━━ RECORDS SHOWN

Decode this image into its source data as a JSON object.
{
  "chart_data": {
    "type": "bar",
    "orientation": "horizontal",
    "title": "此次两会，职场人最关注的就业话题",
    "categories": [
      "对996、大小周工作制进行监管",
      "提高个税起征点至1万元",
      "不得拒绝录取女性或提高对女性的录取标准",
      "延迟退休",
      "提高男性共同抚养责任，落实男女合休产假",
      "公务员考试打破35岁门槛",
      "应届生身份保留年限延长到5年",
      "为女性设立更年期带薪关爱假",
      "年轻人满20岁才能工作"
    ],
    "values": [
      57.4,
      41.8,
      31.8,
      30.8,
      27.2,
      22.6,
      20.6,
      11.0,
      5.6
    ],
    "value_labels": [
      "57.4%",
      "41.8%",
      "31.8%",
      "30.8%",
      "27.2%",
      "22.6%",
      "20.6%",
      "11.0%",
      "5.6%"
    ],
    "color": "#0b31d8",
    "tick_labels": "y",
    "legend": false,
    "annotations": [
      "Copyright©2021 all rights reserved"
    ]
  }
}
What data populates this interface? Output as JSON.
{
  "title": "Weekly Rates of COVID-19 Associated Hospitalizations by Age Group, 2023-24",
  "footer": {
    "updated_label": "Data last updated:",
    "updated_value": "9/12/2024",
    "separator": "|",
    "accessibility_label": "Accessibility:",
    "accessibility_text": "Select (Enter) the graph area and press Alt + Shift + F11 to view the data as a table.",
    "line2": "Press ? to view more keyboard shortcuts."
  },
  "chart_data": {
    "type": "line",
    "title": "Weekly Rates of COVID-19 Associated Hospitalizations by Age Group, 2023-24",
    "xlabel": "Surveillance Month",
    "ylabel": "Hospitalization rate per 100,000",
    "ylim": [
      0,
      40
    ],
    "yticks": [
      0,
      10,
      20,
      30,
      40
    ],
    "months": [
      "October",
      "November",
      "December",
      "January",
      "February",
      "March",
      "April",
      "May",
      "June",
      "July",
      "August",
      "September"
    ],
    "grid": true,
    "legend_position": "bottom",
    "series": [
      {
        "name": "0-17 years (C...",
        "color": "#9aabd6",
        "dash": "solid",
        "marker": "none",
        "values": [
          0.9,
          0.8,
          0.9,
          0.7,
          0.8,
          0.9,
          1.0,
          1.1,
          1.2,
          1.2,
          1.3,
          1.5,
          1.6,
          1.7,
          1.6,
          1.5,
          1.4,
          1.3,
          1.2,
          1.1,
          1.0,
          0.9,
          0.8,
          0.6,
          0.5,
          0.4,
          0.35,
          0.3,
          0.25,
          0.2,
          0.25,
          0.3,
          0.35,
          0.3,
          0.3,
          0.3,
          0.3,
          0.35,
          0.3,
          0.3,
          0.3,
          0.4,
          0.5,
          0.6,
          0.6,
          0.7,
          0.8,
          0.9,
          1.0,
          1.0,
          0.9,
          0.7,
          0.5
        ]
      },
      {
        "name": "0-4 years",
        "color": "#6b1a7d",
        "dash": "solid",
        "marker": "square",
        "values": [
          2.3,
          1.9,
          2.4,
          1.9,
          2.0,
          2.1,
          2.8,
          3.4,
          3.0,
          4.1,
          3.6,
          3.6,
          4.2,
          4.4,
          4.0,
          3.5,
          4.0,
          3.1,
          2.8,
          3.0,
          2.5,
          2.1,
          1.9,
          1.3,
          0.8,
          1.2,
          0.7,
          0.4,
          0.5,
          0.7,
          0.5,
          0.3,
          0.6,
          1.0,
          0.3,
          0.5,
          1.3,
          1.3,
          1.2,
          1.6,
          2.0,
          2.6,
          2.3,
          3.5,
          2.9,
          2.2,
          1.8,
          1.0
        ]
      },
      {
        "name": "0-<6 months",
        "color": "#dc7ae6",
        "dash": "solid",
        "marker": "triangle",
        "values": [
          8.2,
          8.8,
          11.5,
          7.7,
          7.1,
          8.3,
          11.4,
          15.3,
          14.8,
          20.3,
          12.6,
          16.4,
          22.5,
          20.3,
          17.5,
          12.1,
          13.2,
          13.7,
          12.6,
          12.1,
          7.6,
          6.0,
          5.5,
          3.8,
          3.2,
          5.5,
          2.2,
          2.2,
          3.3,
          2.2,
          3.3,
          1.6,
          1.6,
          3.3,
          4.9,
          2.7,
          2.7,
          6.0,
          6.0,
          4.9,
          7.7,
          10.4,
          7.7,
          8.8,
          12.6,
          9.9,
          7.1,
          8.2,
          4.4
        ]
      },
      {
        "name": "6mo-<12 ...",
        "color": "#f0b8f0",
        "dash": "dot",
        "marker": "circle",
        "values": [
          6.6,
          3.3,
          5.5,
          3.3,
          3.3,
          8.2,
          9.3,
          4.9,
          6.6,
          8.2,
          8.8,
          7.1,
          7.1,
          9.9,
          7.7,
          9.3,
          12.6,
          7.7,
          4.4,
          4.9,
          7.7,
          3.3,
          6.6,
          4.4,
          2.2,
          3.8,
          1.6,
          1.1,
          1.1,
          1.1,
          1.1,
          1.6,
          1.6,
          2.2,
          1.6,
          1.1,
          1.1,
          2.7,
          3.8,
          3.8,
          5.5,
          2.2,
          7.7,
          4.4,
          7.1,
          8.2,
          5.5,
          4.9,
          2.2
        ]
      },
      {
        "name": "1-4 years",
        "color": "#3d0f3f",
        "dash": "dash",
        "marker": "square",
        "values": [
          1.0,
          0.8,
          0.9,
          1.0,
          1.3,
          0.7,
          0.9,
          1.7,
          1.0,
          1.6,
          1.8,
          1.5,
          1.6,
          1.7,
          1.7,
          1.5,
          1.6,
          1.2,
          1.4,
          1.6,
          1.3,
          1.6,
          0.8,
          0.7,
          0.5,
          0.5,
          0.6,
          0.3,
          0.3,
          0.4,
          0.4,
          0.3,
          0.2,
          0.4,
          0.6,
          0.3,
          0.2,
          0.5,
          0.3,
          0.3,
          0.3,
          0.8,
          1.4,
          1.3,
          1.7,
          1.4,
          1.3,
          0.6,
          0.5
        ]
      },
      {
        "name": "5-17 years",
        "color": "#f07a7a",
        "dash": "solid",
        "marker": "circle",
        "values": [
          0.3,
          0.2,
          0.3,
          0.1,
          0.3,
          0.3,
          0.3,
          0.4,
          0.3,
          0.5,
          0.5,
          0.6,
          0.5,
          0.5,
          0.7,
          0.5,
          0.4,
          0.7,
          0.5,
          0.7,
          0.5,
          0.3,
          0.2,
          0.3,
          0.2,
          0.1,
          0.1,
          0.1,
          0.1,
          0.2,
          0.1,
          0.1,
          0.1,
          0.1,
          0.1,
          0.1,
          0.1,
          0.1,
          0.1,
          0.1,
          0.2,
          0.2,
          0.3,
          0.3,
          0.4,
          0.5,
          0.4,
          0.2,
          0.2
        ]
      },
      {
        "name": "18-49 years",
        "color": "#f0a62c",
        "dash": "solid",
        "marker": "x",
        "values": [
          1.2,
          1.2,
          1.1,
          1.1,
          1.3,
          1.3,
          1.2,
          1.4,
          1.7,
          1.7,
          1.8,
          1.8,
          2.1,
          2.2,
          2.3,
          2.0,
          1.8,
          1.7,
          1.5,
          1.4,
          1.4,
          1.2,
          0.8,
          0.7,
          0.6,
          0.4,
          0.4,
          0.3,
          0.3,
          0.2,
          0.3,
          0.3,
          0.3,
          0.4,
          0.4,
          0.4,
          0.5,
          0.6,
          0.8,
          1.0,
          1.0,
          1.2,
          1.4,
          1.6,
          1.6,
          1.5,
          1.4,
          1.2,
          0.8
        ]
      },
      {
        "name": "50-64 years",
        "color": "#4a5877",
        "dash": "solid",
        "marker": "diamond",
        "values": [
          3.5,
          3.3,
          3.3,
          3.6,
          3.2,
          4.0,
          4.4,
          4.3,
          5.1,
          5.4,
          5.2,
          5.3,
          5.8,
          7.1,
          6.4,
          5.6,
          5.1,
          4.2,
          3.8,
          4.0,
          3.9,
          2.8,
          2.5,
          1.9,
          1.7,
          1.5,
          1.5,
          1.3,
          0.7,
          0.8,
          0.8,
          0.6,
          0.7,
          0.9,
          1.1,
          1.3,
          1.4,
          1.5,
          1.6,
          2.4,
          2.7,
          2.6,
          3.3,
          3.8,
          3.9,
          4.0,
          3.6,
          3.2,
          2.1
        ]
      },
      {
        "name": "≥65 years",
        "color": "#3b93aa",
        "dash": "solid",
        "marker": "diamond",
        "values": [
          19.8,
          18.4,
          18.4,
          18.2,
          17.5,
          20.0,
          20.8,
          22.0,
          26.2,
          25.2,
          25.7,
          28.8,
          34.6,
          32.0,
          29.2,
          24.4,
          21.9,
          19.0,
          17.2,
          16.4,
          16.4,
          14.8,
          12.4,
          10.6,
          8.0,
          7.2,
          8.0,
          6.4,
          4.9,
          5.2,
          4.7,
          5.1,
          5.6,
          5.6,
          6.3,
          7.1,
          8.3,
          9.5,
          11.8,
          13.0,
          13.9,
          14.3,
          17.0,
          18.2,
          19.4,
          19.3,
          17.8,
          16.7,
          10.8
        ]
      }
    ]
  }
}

━━━━

> _SHORT PROBLEM_
Read through the entries and copy every line that includes "name".

> _SOLUTION_
        "name": "0-17 years (C...",
        "name": "0-4 years",
        "name": "0-<6 months",
        "name": "6mo-<12 ...",
        "name": "1-4 years",
        "name": "5-17 years",
        "name": "18-49 years",
        "name": "50-64 years",
        "name": "≥65 years",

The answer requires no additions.